Saved entries
★ ★ ★ ★ ★ ★ ★

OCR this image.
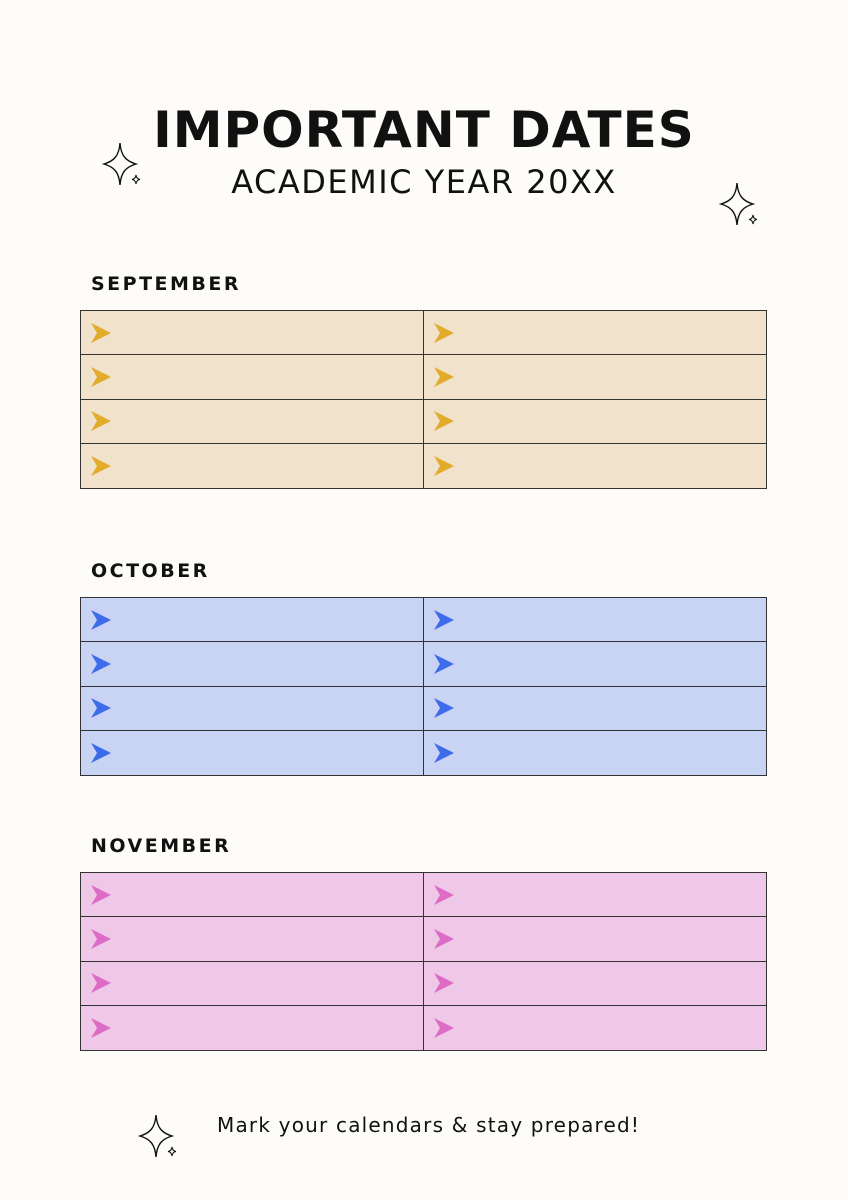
IMPORTANT DATES
ACADEMIC YEAR 20XX
SEPTEMBER
OCTOBER
NOVEMBER

Mark your calendars & stay prepared!
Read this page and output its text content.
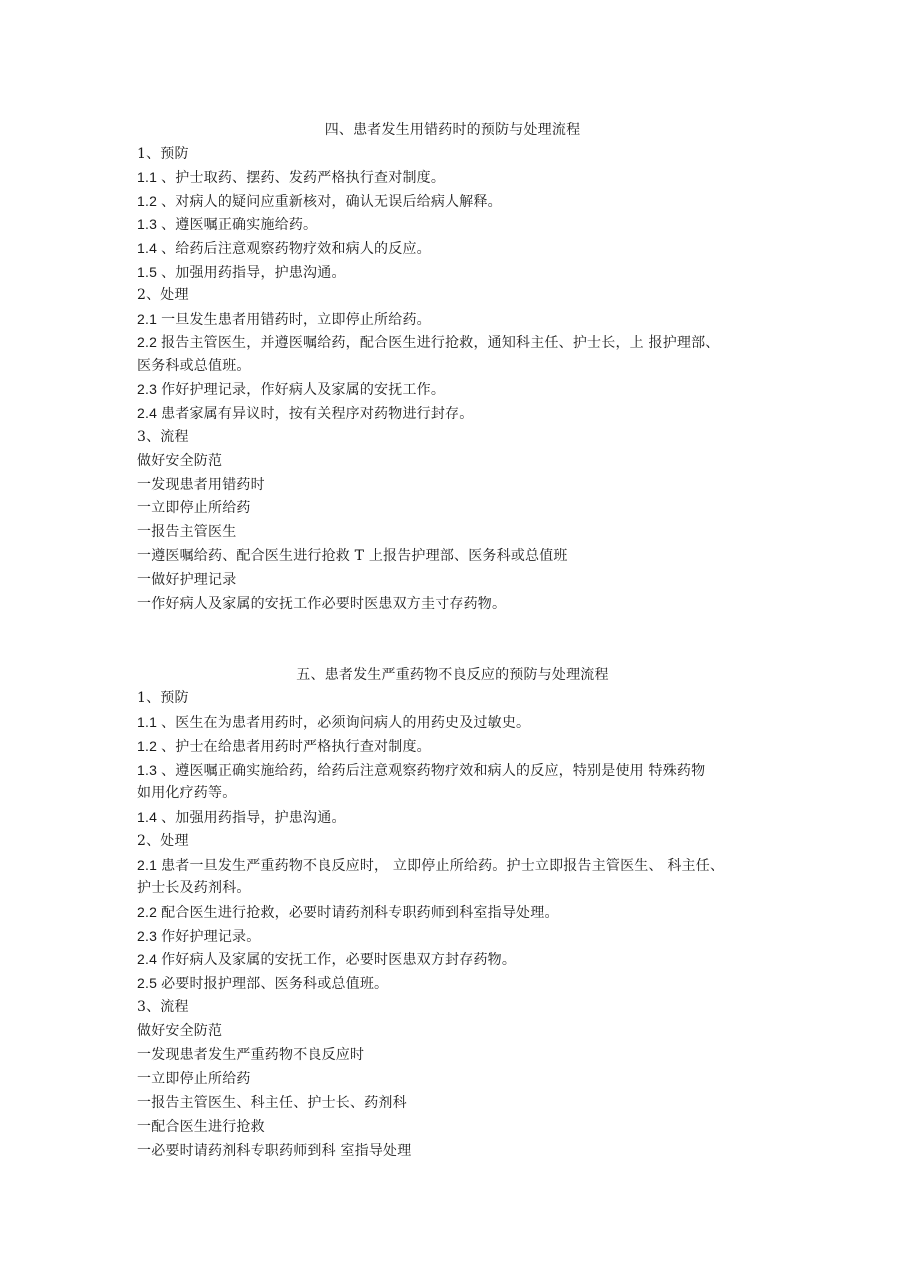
四、患者发生用错药时的预防与处理流程
1、预防
1.1 、护士取药、摆药、发药严格执行查对制度。
1.2 、对病人的疑问应重新核对，确认无误后给病人解释。
1.3 、遵医嘱正确实施给药。
1.4 、给药后注意观察药物疗效和病人的反应。
1.5 、加强用药指导，护患沟通。
2、处理
2.1 一旦发生患者用错药时，立即停止所给药。
2.2 报告主管医生，并遵医嘱给药，配合医生进行抢救，通知科主任、护士长，上 报护理部、
医务科或总值班。
2.3 作好护理记录，作好病人及家属的安抚工作。
2.4 患者家属有异议时，按有关程序对药物进行封存。
3、流程
做好安全防范
一发现患者用错药时
一立即停止所给药
一报告主管医生
一遵医嘱给药、配合医生进行抢救 T 上报告护理部、医务科或总值班
一做好护理记录
一作好病人及家属的安抚工作必要时医患双方圭寸存药物。
五、患者发生严重药物不良反应的预防与处理流程
1、预防
1.1 、医生在为患者用药时，必须询问病人的用药史及过敏史。
1.2 、护士在给患者用药时严格执行查对制度。
1.3 、遵医嘱正确实施给药，给药后注意观察药物疗效和病人的反应，特别是使用 特殊药物
如用化疗药等。
1.4 、加强用药指导，护患沟通。
2、处理
2.1 患者一旦发生严重药物不良反应时， 立即停止所给药。护士立即报告主管医生、 科主任、
护士长及药剂科。
2.2 配合医生进行抢救，必要时请药剂科专职药师到科室指导处理。
2.3 作好护理记录。
2.4 作好病人及家属的安抚工作，必要时医患双方封存药物。
2.5 必要时报护理部、医务科或总值班。
3、流程
做好安全防范
一发现患者发生严重药物不良反应时
一立即停止所给药
一报告主管医生、科主任、护士长、药剂科
一配合医生进行抢救
一必要时请药剂科专职药师到科 室指导处理
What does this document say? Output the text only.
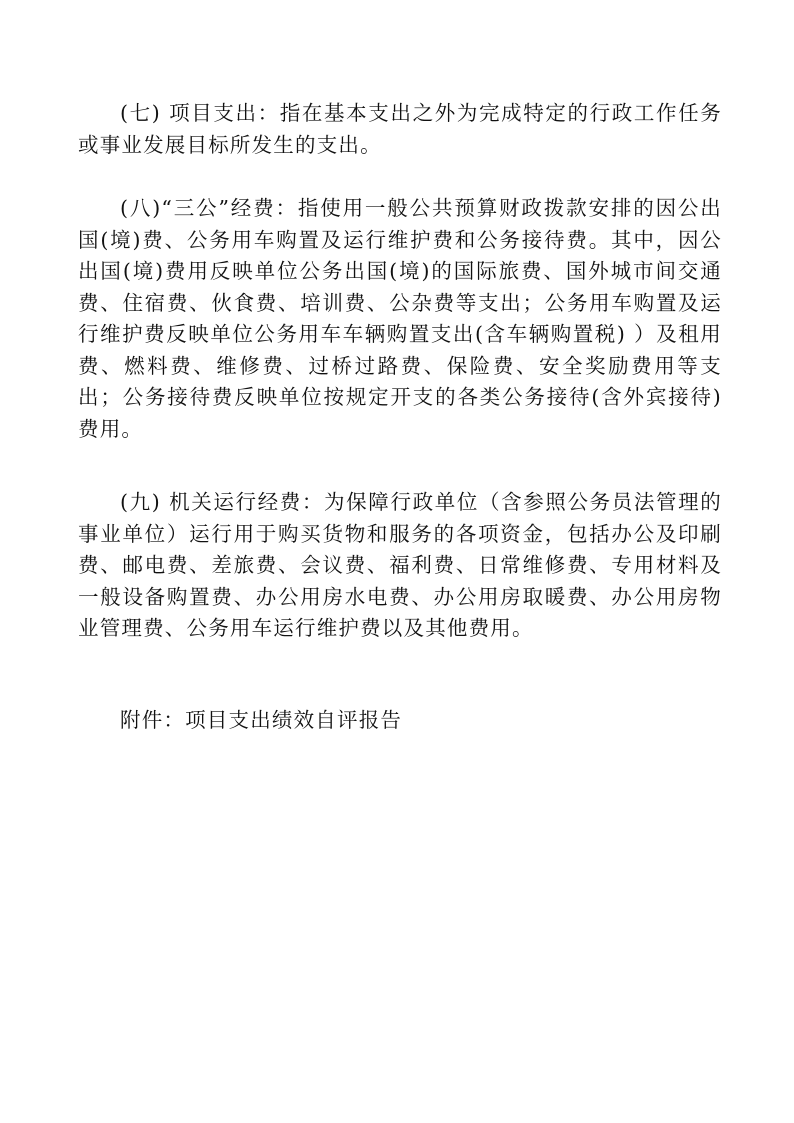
(七) 项目支出：指在基本支出之外为完成特定的行政工作任务或事业发展目标所发生的支出。

(八)“三公”经费：指使用一般公共预算财政拨款安排的因公出国(境)费、公务用车购置及运行维护费和公务接待费。其中，因公出国(境)费用反映单位公务出国(境)的国际旅费、国外城市间交通费、住宿费、伙食费、培训费、公杂费等支出；公务用车购置及运行维护费反映单位公务用车车辆购置支出(含车辆购置税) ）及租用费、燃料费、维修费、过桥过路费、保险费、安全奖励费用等支出；公务接待费反映单位按规定开支的各类公务接待(含外宾接待)费用。

(九) 机关运行经费：为保障行政单位（含参照公务员法管理的事业单位）运行用于购买货物和服务的各项资金，包括办公及印刷费、邮电费、差旅费、会议费、福利费、日常维修费、专用材料及一般设备购置费、办公用房水电费、办公用房取暖费、办公用房物业管理费、公务用车运行维护费以及其他费用。

附件：项目支出绩效自评报告
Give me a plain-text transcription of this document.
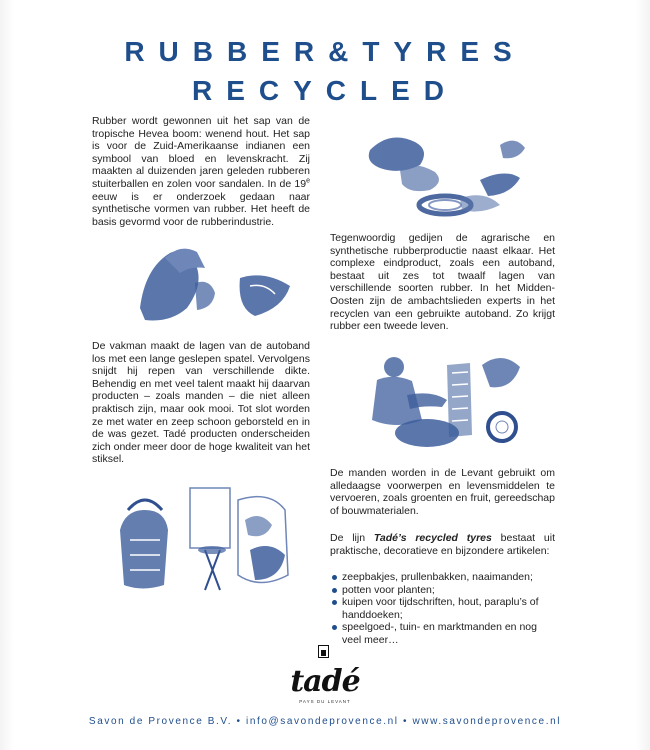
RUBBER&TYRES
RECYCLED
Rubber wordt gewonnen uit het sap van de tropische Hevea boom: wenend hout. Het sap is voor de Zuid-Amerikaanse indianen een symbool van bloed en levenskracht. Zij maakten al duizenden jaren geleden rubberen stuiterballen en zolen voor sandalen. In de 19e eeuw is er onderzoek gedaan naar synthetische vormen van rubber. Het heeft de basis gevormd voor de rubberindustrie.
Tegenwoordig gedijen de agrarische en synthetische rubberproductie naast elkaar. Het complexe eindproduct, zoals een autoband, bestaat uit zes tot twaalf lagen van verschillende soorten rubber. In het Midden-Oosten zijn de ambachtslieden experts in het recyclen van een gebruikte autoband. Zo krijgt rubber een tweede leven.
De vakman maakt de lagen van de autoband los met een lange geslepen spatel. Vervolgens snijdt hij repen van verschillende dikte. Behendig en met veel talent maakt hij daarvan producten – zoals manden – die niet alleen praktisch zijn, maar ook mooi. Tot slot worden ze met water en zeep schoon geborsteld en in de was gezet. Tadé producten onderscheiden zich onder meer door de hoge kwaliteit van het stiksel.
De manden worden in de Levant gebruikt om alledaagse voorwerpen en levensmiddelen te vervoeren, zoals groenten en fruit, gereedschap of bouwmaterialen.
De lijn Tadé’s recycled tyres bestaat uit praktische, decoratieve en bijzondere artikelen:
zeepbakjes, prullenbakken, naaimanden;
potten voor planten;
kuipen voor tijdschriften, hout, paraplu’s of handdoeken;
speelgoed-, tuin- en marktmanden en nog veel meer…
tadé
PAYS DU LEVANT
Savon de Provence B.V. • info@savondeprovence.nl • www.savondeprovence.nl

★ ★ ★ ★ ★ ★ ★

[WHAT TO WORK ON] Transcribe the full listing above exactly as it stands, minus the pictures.

[EXERCISE ANSWER]
OCR this image.
IMPORTANT DATES
ACADEMIC YEAR 20XX
SEPTEMBER
OCTOBER
NOVEMBER

Mark your calendars & stay prepared!
Read this page and output its text content.
四、患者发生用错药时的预防与处理流程
1、预防
1.1 、护士取药、摆药、发药严格执行查对制度。
1.2 、对病人的疑问应重新核对，确认无误后给病人解释。
1.3 、遵医嘱正确实施给药。
1.4 、给药后注意观察药物疗效和病人的反应。
1.5 、加强用药指导，护患沟通。
2、处理
2.1 一旦发生患者用错药时，立即停止所给药。
2.2 报告主管医生，并遵医嘱给药，配合医生进行抢救，通知科主任、护士长，上 报护理部、
医务科或总值班。
2.3 作好护理记录，作好病人及家属的安抚工作。
2.4 患者家属有异议时，按有关程序对药物进行封存。
3、流程
做好安全防范
一发现患者用错药时
一立即停止所给药
一报告主管医生
一遵医嘱给药、配合医生进行抢救 T 上报告护理部、医务科或总值班
一做好护理记录
一作好病人及家属的安抚工作必要时医患双方圭寸存药物。
五、患者发生严重药物不良反应的预防与处理流程
1、预防
1.1 、医生在为患者用药时，必须询问病人的用药史及过敏史。
1.2 、护士在给患者用药时严格执行查对制度。
1.3 、遵医嘱正确实施给药，给药后注意观察药物疗效和病人的反应，特别是使用 特殊药物
如用化疗药等。
1.4 、加强用药指导，护患沟通。
2、处理
2.1 患者一旦发生严重药物不良反应时， 立即停止所给药。护士立即报告主管医生、 科主任、
护士长及药剂科。
2.2 配合医生进行抢救，必要时请药剂科专职药师到科室指导处理。
2.3 作好护理记录。
2.4 作好病人及家属的安抚工作，必要时医患双方封存药物。
2.5 必要时报护理部、医务科或总值班。
3、流程
做好安全防范
一发现患者发生严重药物不良反应时
一立即停止所给药
一报告主管医生、科主任、护士长、药剂科
一配合医生进行抢救
一必要时请药剂科专职药师到科 室指导处理
What does this document say? Output the text only.
(七) 项目支出：指在基本支出之外为完成特定的行政工作任务或事业发展目标所发生的支出。

(八)“三公”经费：指使用一般公共预算财政拨款安排的因公出国(境)费、公务用车购置及运行维护费和公务接待费。其中，因公出国(境)费用反映单位公务出国(境)的国际旅费、国外城市间交通费、住宿费、伙食费、培训费、公杂费等支出；公务用车购置及运行维护费反映单位公务用车车辆购置支出(含车辆购置税) ）及租用费、燃料费、维修费、过桥过路费、保险费、安全奖励费用等支出；公务接待费反映单位按规定开支的各类公务接待(含外宾接待)费用。

(九) 机关运行经费：为保障行政单位（含参照公务员法管理的事业单位）运行用于购买货物和服务的各项资金，包括办公及印刷费、邮电费、差旅费、会议费、福利费、日常维修费、专用材料及一般设备购置费、办公用房水电费、办公用房取暖费、办公用房物业管理费、公务用车运行维护费以及其他费用。

附件：项目支出绩效自评报告
Give me a plain-text transcription of this document.
RUBBER&TYRES
RECYCLED
Rubber wordt gewonnen uit het sap van de tropische Hevea boom: wenend hout. Het sap is voor de Zuid-Amerikaanse indianen een symbool van bloed en levenskracht. Zij maakten al duizenden jaren geleden rubberen stuiterballen en zolen voor sandalen. In de 19e eeuw is er onderzoek gedaan naar synthetische vormen van rubber. Het heeft de basis gevormd voor de rubberindustrie.
Tegenwoordig gedijen de agrarische en synthetische rubberproductie naast elkaar. Het complexe eindproduct, zoals een autoband, bestaat uit zes tot twaalf lagen van verschillende soorten rubber. In het Midden-Oosten zijn de ambachtslieden experts in het recyclen van een gebruikte autoband. Zo krijgt rubber een tweede leven.
De vakman maakt de lagen van de autoband los met een lange geslepen spatel. Vervolgens snijdt hij repen van verschillende dikte. Behendig en met veel talent maakt hij daarvan producten – zoals manden – die niet alleen praktisch zijn, maar ook mooi. Tot slot worden ze met water en zeep schoon geborsteld en in de was gezet. Tadé producten onderscheiden zich onder meer door de hoge kwaliteit van het stiksel.
De manden worden in de Levant gebruikt om alledaagse voorwerpen en levensmiddelen te vervoeren, zoals groenten en fruit, gereedschap of bouwmaterialen.
De lijn Tadé’s recycled tyres bestaat uit praktische, decoratieve en bijzondere artikelen:
zeepbakjes, prullenbakken, naaimanden;
potten voor planten;
kuipen voor tijdschriften, hout, paraplu’s of handdoeken;
speelgoed-, tuin- en marktmanden en nog veel meer…
tadé
PAYS DU LEVANT
Savon de Provence B.V. • info@savondeprovence.nl • www.savondeprovence.nl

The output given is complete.